What is required: Gather each line in the entries that includes the string "nước".

Saved data entries:
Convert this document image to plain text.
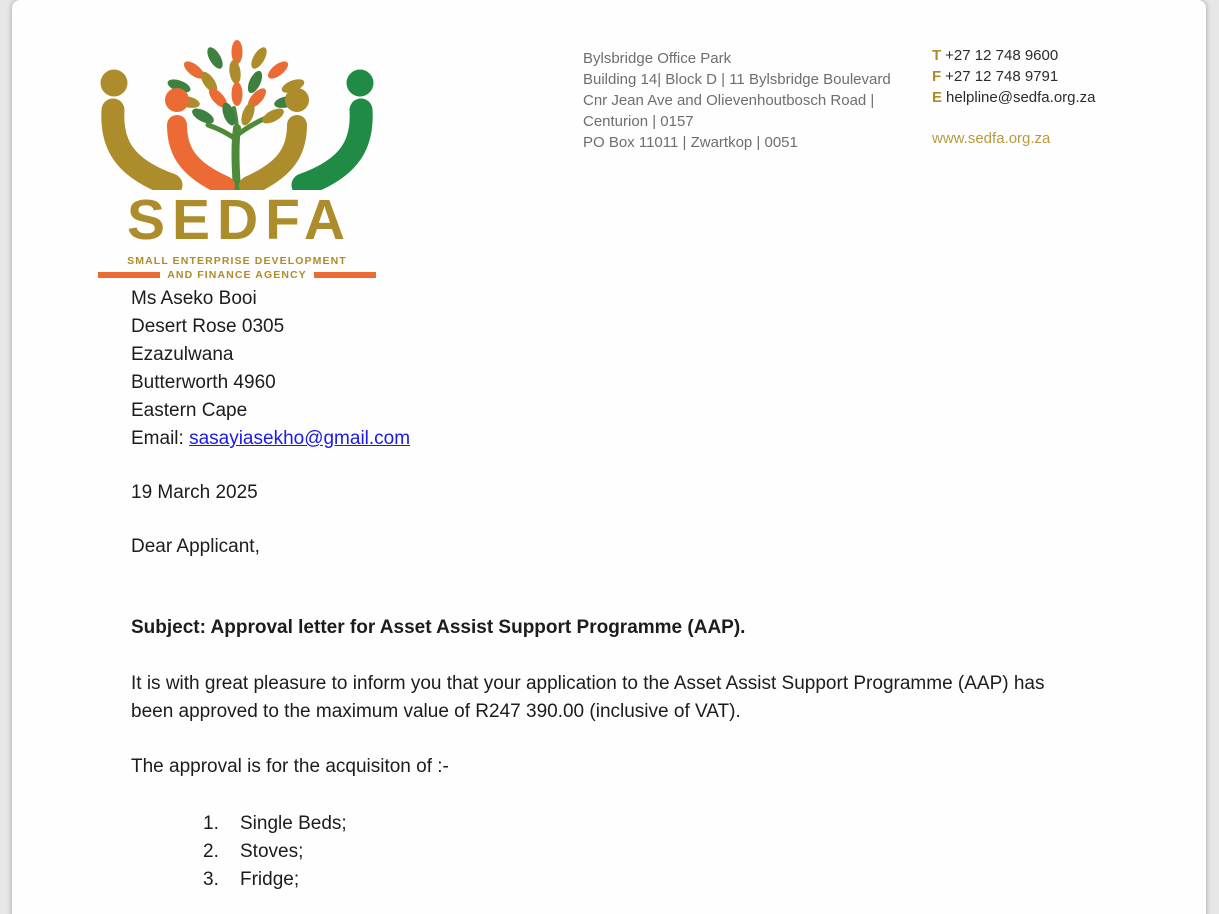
SEDFA
SMALL ENTERPRISE DEVELOPMENT
AND FINANCE AGENCY
Bylsbridge Office Park
Building 14| Block D | 11 Bylsbridge Boulevard
Cnr Jean Ave and Olievenhoutbosch Road |
Centurion | 0157
PO Box 11011 | Zwartkop | 0051
T +27 12 748 9600
F +27 12 748 9791
E helpline@sedfa.org.za
www.sedfa.org.za
Ms Aseko Booi
Desert Rose 0305
Ezazulwana
Butterworth 4960
Eastern Cape
Email: sasayiasekho@gmail.com
19 March 2025
Dear Applicant,
Subject: Approval letter for Asset Assist Support Programme (AAP).
It is with great pleasure to inform you that your application to the Asset Assist Support Programme (AAP) has been approved to the maximum value of R247 390.00 (inclusive of VAT).
The approval is for the acquisiton of :-
1.	Single Beds;
2.	Stoves;
3.	Fridge;
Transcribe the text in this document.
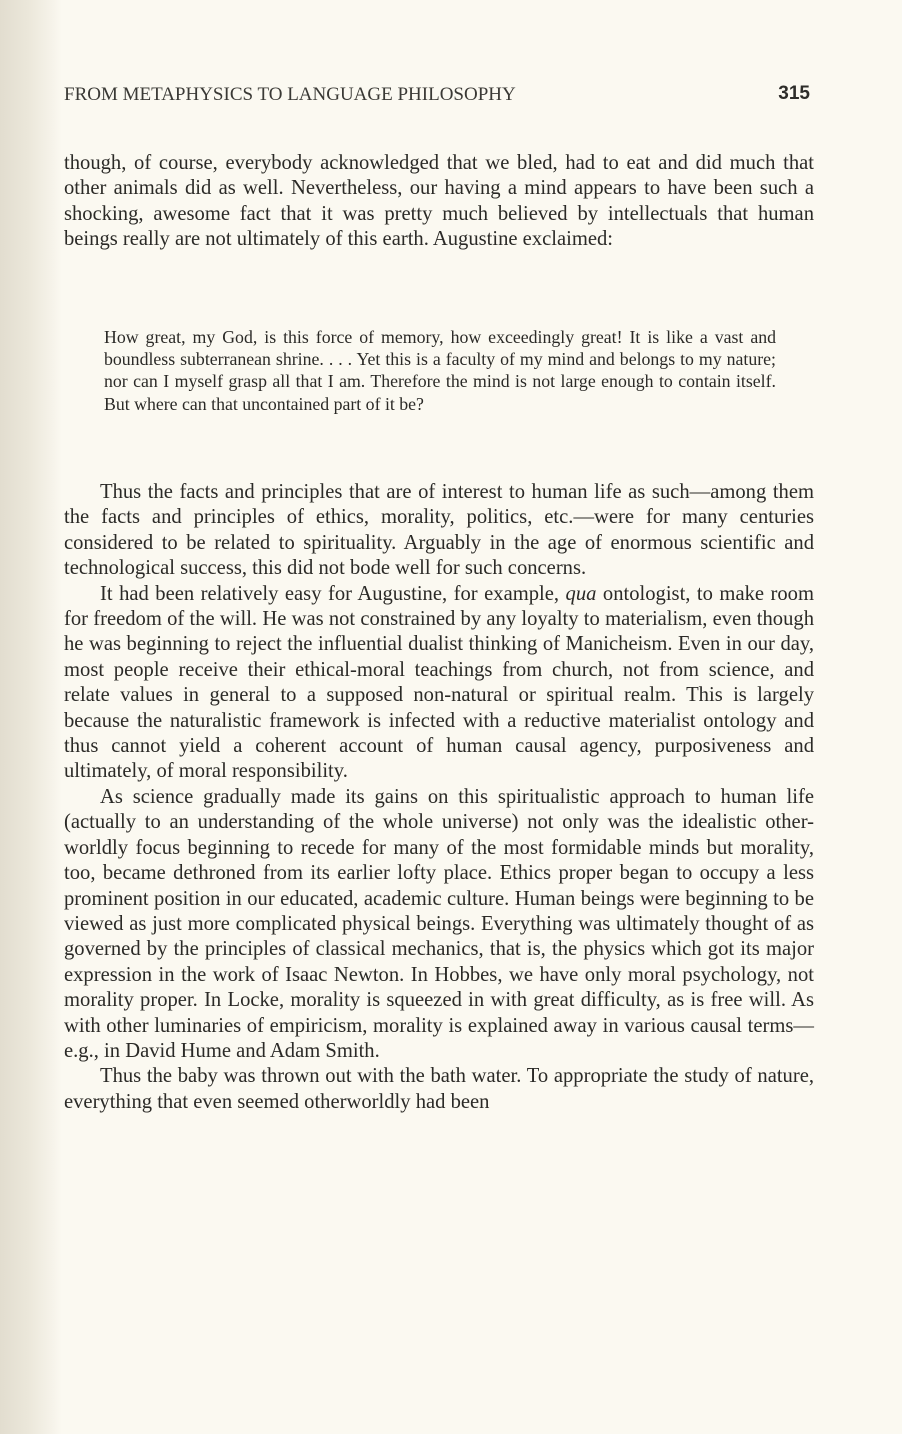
FROM METAPHYSICS TO LANGUAGE PHILOSOPHY	315

though, of course, everybody acknowledged that we bled, had to eat and did much that other animals did as well. Nevertheless, our having a mind appears to have been such a shocking, awesome fact that it was pretty much believed by intellectuals that human beings really are not ultimately of this earth. Augustine exclaimed:

How great, my God, is this force of memory, how exceedingly great! It is like a vast and boundless subterranean shrine. . . . Yet this is a faculty of my mind and belongs to my nature; nor can I myself grasp all that I am. Therefore the mind is not large enough to contain itself. But where can that uncontained part of it be?

Thus the facts and principles that are of interest to human life as such—among them the facts and principles of ethics, morality, politics, etc.—were for many centuries considered to be related to spirituality. Arguably in the age of enormous scientific and technological success, this did not bode well for such concerns.

It had been relatively easy for Augustine, for example, qua ontologist, to make room for freedom of the will. He was not constrained by any loyalty to materialism, even though he was beginning to reject the influential dualist thinking of Manicheism. Even in our day, most people receive their ethical-moral teachings from church, not from science, and relate values in general to a supposed non-natural or spiritual realm. This is largely because the naturalistic framework is infected with a reductive materialist ontology and thus cannot yield a coherent account of human causal agency, purposiveness and ultimately, of moral responsibility.

As science gradually made its gains on this spiritualistic approach to human life (actually to an understanding of the whole universe) not only was the idealistic other-worldly focus beginning to recede for many of the most formidable minds but morality, too, became dethroned from its earlier lofty place. Ethics proper began to occupy a less prominent position in our educated, academic culture. Human beings were beginning to be viewed as just more complicated physical beings. Everything was ultimately thought of as governed by the principles of classical mechanics, that is, the physics which got its major expression in the work of Isaac Newton. In Hobbes, we have only moral psychology, not morality proper. In Locke, morality is squeezed in with great difficulty, as is free will. As with other luminaries of empiricism, morality is explained away in various causal terms—e.g., in David Hume and Adam Smith.

Thus the baby was thrown out with the bath water. To appropriate the study of nature, everything that even seemed otherworldly had been
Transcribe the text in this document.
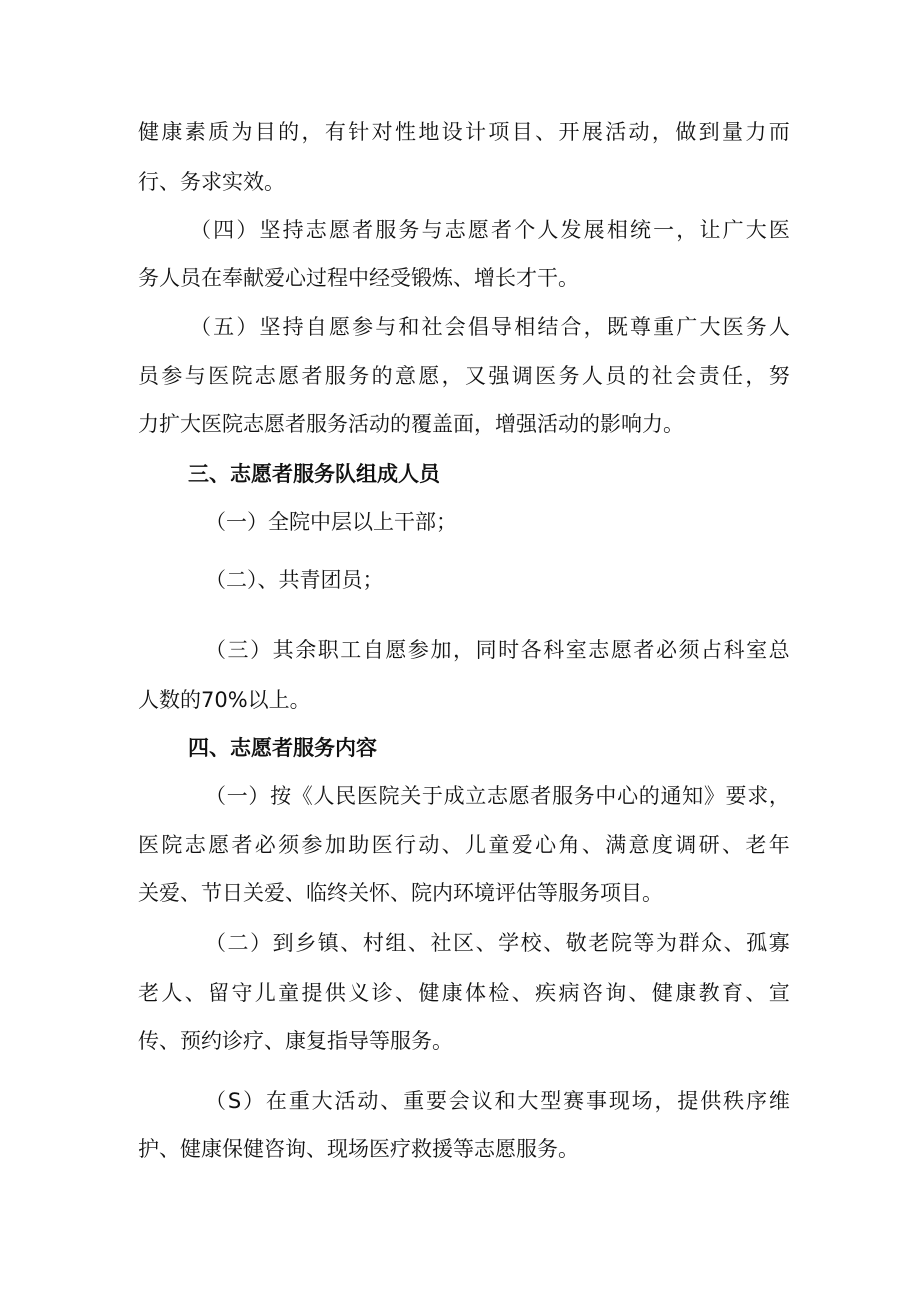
健 康 素 质 为 目 的 ， 有 针 对 性 地 设 计 项 目 、 开 展 活 动 ， 做 到 量 力 而
行、务求实效。
（ 四 ） 坚 持 志 愿 者 服 务 与 志 愿 者 个 人 发 展 相 统 一 ， 让 广 大 医
务人员在奉献爱心过程中经受锻炼、增长才干。
（ 五 ） 坚 持 自 愿 参 与 和 社 会 倡 导 相 结 合 ， 既 尊 重 广 大 医 务 人
员 参 与 医 院 志 愿 者 服 务 的 意 愿 ， 又 强 调 医 务 人 员 的 社 会 责 任 ， 努
力扩大医院志愿者服务活动的覆盖面，增强活动的影响力。
三、志愿者服务队组成人员
（一）全院中层以上干部；
（二）、共青团员；
（ 三 ） 其 余 职 工 自 愿 参 加 ， 同 时 各 科 室 志 愿 者 必 须 占 科 室 总
人数的70%以上。
四、志愿者服务内容
（ 一 ） 按 《 人 民 医 院 关 于 成 立 志 愿 者 服 务 中 心 的 通 知 》 要 求 ，
医 院 志 愿 者 必 须 参 加 助 医 行 动 、 儿 童 爱 心 角 、 满 意 度 调 研 、 老 年
关爱、节日关爱、临终关怀、院内环境评估等服务项目。
（ 二 ） 到 乡 镇 、 村 组 、 社 区 、 学 校 、 敬 老 院 等 为 群 众 、 孤 寡
老 人 、 留 守 儿 童 提 供 义 诊 、 健 康 体 检 、 疾 病 咨 询 、 健 康 教 育 、 宣
传、预约诊疗、康复指导等服务。
（ S ） 在 重 大 活 动 、 重 要 会 议 和 大 型 赛 事 现 场 ， 提 供 秩 序 维
护、健康保健咨询、现场医疗救援等志愿服务。
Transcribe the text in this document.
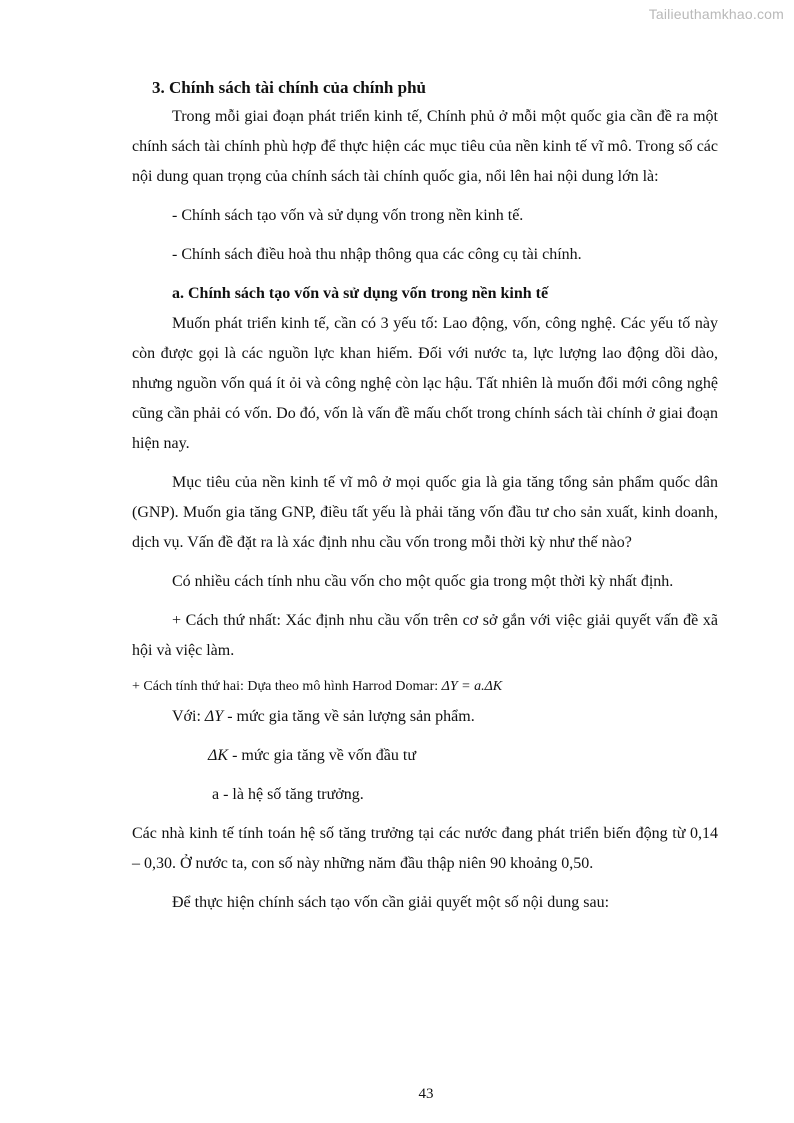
Tailieuthamkhao.com
3. Chính sách tài chính của chính phủ

Trong mỗi giai đoạn phát triển kinh tế, Chính phủ ở mỗi một quốc gia cần đề ra một chính sách tài chính phù hợp để thực hiện các mục tiêu của nền kinh tế vĩ mô. Trong số các nội dung quan trọng của chính sách tài chính quốc gia, nổi lên hai nội dung lớn là:

- Chính sách tạo vốn và sử dụng vốn trong nền kinh tế.

- Chính sách điều hoà thu nhập thông qua các công cụ tài chính.

a. Chính sách tạo vốn và sử dụng vốn trong nền kinh tế

Muốn phát triển kinh tế, cần có 3 yếu tố: Lao động, vốn, công nghệ. Các yếu tố này còn được gọi là các nguồn lực khan hiếm. Đối với nước ta, lực lượng lao động dồi dào, nhưng nguồn vốn quá ít ỏi và công nghệ còn lạc hậu. Tất nhiên là muốn đổi mới công nghệ cũng cần phải có vốn. Do đó, vốn là vấn đề mấu chốt trong chính sách tài chính ở giai đoạn hiện nay.

Mục tiêu của nền kinh tế vĩ mô ở mọi quốc gia là gia tăng tổng sản phẩm quốc dân (GNP). Muốn gia tăng GNP, điều tất yếu là phải tăng vốn đầu tư cho sản xuất, kinh doanh, dịch vụ. Vấn đề đặt ra là xác định nhu cầu vốn trong mỗi thời kỳ như thế nào?

Có nhiều cách tính nhu cầu vốn cho một quốc gia trong một thời kỳ nhất định.

+ Cách thứ nhất: Xác định nhu cầu vốn trên cơ sở gắn với việc giải quyết vấn đề xã hội và việc làm.

+ Cách tính thứ hai: Dựa theo mô hình Harrod Domar: ΔY = a.ΔK

Với: ΔY - mức gia tăng về sản lượng sản phẩm.

ΔK - mức gia tăng về vốn đầu tư

a - là hệ số tăng trưởng.

Các nhà kinh tế tính toán hệ số tăng trưởng tại các nước đang phát triển biến động từ 0,14 – 0,30. Ở nước ta, con số này những năm đầu thập niên 90 khoảng 0,50.

Để thực hiện chính sách tạo vốn cần giải quyết một số nội dung sau:

43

Reply to the task:
Muốn phát triển kinh tế, cần có 3 yếu tố: Lao động, vốn, công nghệ. Các yếu tố này còn được gọi là các nguồn lực khan hiếm. Đối với nước ta, lực lượng lao động dồi dào, nhưng nguồn vốn quá ít ỏi và công nghệ còn lạc hậu. Tất nhiên là muốn đổi mới công nghệ cũng cần phải có vốn. Do đó, vốn là vấn đề mấu chốt trong chính sách tài chính ở giai đoạn hiện nay.
Các nhà kinh tế tính toán hệ số tăng trưởng tại các nước đang phát triển biến động từ 0,14 – 0,30. Ở nước ta, con số này những năm đầu thập niên 90 khoảng 0,50.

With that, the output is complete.